_Given exercise:_
Please reproduce every record, keeping each one exactly as written.
*** Listing ***
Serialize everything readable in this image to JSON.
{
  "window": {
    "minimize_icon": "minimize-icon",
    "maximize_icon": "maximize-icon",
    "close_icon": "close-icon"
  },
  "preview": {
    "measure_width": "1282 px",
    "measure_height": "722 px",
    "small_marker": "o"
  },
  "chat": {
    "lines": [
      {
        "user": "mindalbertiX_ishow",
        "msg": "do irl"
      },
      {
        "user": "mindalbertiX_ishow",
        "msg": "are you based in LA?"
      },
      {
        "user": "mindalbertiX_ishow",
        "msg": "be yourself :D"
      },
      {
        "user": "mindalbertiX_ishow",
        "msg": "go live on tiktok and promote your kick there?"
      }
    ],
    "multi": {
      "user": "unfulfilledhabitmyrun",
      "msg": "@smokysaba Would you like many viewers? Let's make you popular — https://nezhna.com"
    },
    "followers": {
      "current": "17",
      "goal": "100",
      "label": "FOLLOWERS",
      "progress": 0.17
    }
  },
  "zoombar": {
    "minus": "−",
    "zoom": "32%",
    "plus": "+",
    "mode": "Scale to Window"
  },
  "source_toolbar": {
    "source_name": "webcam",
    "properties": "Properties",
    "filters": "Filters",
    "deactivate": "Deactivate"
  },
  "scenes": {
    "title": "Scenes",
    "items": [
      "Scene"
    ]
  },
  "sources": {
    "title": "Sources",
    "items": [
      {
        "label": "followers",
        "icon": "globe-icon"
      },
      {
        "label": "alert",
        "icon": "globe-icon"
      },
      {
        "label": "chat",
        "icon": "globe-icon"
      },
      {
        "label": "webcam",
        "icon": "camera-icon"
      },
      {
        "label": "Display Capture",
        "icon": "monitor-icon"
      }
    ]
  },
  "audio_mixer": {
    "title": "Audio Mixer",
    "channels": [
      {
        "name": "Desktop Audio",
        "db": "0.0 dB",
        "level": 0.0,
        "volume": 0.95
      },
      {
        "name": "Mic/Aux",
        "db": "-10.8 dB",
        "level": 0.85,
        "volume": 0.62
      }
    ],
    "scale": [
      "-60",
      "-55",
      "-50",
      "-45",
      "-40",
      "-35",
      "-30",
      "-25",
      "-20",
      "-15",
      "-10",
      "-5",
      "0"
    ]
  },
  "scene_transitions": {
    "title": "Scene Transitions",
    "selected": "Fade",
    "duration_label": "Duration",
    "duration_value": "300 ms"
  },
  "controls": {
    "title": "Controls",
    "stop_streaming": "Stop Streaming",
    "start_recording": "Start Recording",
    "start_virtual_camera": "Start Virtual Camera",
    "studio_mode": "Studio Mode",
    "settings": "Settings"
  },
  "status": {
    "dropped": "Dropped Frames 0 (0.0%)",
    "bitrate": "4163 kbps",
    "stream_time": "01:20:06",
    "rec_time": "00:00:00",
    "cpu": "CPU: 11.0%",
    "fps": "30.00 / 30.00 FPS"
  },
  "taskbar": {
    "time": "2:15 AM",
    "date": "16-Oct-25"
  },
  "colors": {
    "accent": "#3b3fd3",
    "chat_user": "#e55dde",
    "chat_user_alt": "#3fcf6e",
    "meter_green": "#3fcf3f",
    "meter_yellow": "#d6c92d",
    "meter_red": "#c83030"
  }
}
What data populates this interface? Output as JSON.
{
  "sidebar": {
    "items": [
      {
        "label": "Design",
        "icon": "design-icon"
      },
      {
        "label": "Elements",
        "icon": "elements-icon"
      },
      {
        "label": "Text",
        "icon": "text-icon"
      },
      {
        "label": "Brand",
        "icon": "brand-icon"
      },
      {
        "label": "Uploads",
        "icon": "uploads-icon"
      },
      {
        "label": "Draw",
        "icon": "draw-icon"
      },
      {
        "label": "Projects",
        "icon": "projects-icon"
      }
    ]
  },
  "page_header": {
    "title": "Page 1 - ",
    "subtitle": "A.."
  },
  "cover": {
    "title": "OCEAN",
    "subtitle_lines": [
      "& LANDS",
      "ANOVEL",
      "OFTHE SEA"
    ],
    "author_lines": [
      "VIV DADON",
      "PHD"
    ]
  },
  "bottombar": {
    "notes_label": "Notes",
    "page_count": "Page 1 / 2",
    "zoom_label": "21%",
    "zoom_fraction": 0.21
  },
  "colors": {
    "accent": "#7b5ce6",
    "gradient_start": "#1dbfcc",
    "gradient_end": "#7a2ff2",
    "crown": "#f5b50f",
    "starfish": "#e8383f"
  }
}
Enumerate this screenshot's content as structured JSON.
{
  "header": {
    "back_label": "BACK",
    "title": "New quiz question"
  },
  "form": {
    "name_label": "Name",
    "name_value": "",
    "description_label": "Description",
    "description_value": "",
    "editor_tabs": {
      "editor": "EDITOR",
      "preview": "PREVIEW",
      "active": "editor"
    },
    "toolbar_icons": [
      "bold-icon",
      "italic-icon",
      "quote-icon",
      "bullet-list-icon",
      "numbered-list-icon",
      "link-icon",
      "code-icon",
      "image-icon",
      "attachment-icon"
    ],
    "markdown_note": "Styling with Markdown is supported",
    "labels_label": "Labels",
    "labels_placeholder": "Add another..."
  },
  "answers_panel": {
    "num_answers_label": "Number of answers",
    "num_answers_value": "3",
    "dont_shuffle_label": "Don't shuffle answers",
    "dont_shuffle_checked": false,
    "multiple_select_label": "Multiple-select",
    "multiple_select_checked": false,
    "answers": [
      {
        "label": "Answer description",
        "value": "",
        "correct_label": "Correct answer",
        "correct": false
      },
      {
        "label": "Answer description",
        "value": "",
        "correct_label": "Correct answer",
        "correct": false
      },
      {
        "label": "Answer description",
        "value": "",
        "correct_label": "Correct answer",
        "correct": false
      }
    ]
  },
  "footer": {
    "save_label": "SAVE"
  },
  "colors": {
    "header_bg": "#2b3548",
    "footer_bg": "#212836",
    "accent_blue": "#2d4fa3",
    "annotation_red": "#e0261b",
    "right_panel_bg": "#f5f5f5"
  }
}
***
_The result:_
Serialize everything readable in this image to JSON.
{
  "window": {
    "minimize_icon": "minimize-icon",
    "maximize_icon": "maximize-icon",
    "close_icon": "close-icon"
  },
  "preview": {
    "measure_width": "1282 px",
    "measure_height": "722 px",
    "small_marker": "o"
  },
  "chat": {
    "lines": [
      {
        "user": "mindalbertiX_ishow",
        "msg": "do irl"
      },
      {
        "user": "mindalbertiX_ishow",
        "msg": "are you based in LA?"
      },
      {
        "user": "mindalbertiX_ishow",
        "msg": "be yourself :D"
      },
      {
        "user": "mindalbertiX_ishow",
        "msg": "go live on tiktok and promote your kick there?"
      }
    ],
    "multi": {
      "user": "unfulfilledhabitmyrun",
      "msg": "@smokysaba Would you like many viewers? Let's make you popular — https://nezhna.com"
    },
    "followers": {
      "current": "17",
      "goal": "100",
      "label": "FOLLOWERS",
      "progress": 0.17
    }
  },
  "zoombar": {
    "minus": "−",
    "zoom": "32%",
    "plus": "+",
    "mode": "Scale to Window"
  },
  "source_toolbar": {
    "source_name": "webcam",
    "properties": "Properties",
    "filters": "Filters",
    "deactivate": "Deactivate"
  },
  "scenes": {
    "title": "Scenes",
    "items": [
      "Scene"
    ]
  },
  "sources": {
    "title": "Sources",
    "items": [
      {
        "label": "followers",
        "icon": "globe-icon"
      },
      {
        "label": "alert",
        "icon": "globe-icon"
      },
      {
        "label": "chat",
        "icon": "globe-icon"
      },
      {
        "label": "webcam",
        "icon": "camera-icon"
      },
      {
        "label": "Display Capture",
        "icon": "monitor-icon"
      }
    ]
  },
  "audio_mixer": {
    "title": "Audio Mixer",
    "channels": [
      {
        "name": "Desktop Audio",
        "db": "0.0 dB",
        "level": 0.0,
        "volume": 0.95
      },
      {
        "name": "Mic/Aux",
        "db": "-10.8 dB",
        "level": 0.85,
        "volume": 0.62
      }
    ],
    "scale": [
      "-60",
      "-55",
      "-50",
      "-45",
      "-40",
      "-35",
      "-30",
      "-25",
      "-20",
      "-15",
      "-10",
      "-5",
      "0"
    ]
  },
  "scene_transitions": {
    "title": "Scene Transitions",
    "selected": "Fade",
    "duration_label": "Duration",
    "duration_value": "300 ms"
  },
  "controls": {
    "title": "Controls",
    "stop_streaming": "Stop Streaming",
    "start_recording": "Start Recording",
    "start_virtual_camera": "Start Virtual Camera",
    "studio_mode": "Studio Mode",
    "settings": "Settings"
  },
  "status": {
    "dropped": "Dropped Frames 0 (0.0%)",
    "bitrate": "4163 kbps",
    "stream_time": "01:20:06",
    "rec_time": "00:00:00",
    "cpu": "CPU: 11.0%",
    "fps": "30.00 / 30.00 FPS"
  },
  "taskbar": {
    "time": "2:15 AM",
    "date": "16-Oct-25"
  },
  "colors": {
    "accent": "#3b3fd3",
    "chat_user": "#e55dde",
    "chat_user_alt": "#3fcf6e",
    "meter_green": "#3fcf3f",
    "meter_yellow": "#d6c92d",
    "meter_red": "#c83030"
  }
}
What data populates this interface? Output as JSON.
{
  "sidebar": {
    "items": [
      {
        "label": "Design",
        "icon": "design-icon"
      },
      {
        "label": "Elements",
        "icon": "elements-icon"
      },
      {
        "label": "Text",
        "icon": "text-icon"
      },
      {
        "label": "Brand",
        "icon": "brand-icon"
      },
      {
        "label": "Uploads",
        "icon": "uploads-icon"
      },
      {
        "label": "Draw",
        "icon": "draw-icon"
      },
      {
        "label": "Projects",
        "icon": "projects-icon"
      }
    ]
  },
  "page_header": {
    "title": "Page 1 - ",
    "subtitle": "A.."
  },
  "cover": {
    "title": "OCEAN",
    "subtitle_lines": [
      "& LANDS",
      "ANOVEL",
      "OFTHE SEA"
    ],
    "author_lines": [
      "VIV DADON",
      "PHD"
    ]
  },
  "bottombar": {
    "notes_label": "Notes",
    "page_count": "Page 1 / 2",
    "zoom_label": "21%",
    "zoom_fraction": 0.21
  },
  "colors": {
    "accent": "#7b5ce6",
    "gradient_start": "#1dbfcc",
    "gradient_end": "#7a2ff2",
    "crown": "#f5b50f",
    "starfish": "#e8383f"
  }
}
Enumerate this screenshot's content as structured JSON.
{
  "header": {
    "back_label": "BACK",
    "title": "New quiz question"
  },
  "form": {
    "name_label": "Name",
    "name_value": "",
    "description_label": "Description",
    "description_value": "",
    "editor_tabs": {
      "editor": "EDITOR",
      "preview": "PREVIEW",
      "active": "editor"
    },
    "toolbar_icons": [
      "bold-icon",
      "italic-icon",
      "quote-icon",
      "bullet-list-icon",
      "numbered-list-icon",
      "link-icon",
      "code-icon",
      "image-icon",
      "attachment-icon"
    ],
    "markdown_note": "Styling with Markdown is supported",
    "labels_label": "Labels",
    "labels_placeholder": "Add another..."
  },
  "answers_panel": {
    "num_answers_label": "Number of answers",
    "num_answers_value": "3",
    "dont_shuffle_label": "Don't shuffle answers",
    "dont_shuffle_checked": false,
    "multiple_select_label": "Multiple-select",
    "multiple_select_checked": false,
    "answers": [
      {
        "label": "Answer description",
        "value": "",
        "correct_label": "Correct answer",
        "correct": false
      },
      {
        "label": "Answer description",
        "value": "",
        "correct_label": "Correct answer",
        "correct": false
      },
      {
        "label": "Answer description",
        "value": "",
        "correct_label": "Correct answer",
        "correct": false
      }
    ]
  },
  "footer": {
    "save_label": "SAVE"
  },
  "colors": {
    "header_bg": "#2b3548",
    "footer_bg": "#212836",
    "accent_blue": "#2d4fa3",
    "annotation_red": "#e0261b",
    "right_panel_bg": "#f5f5f5"
  }
}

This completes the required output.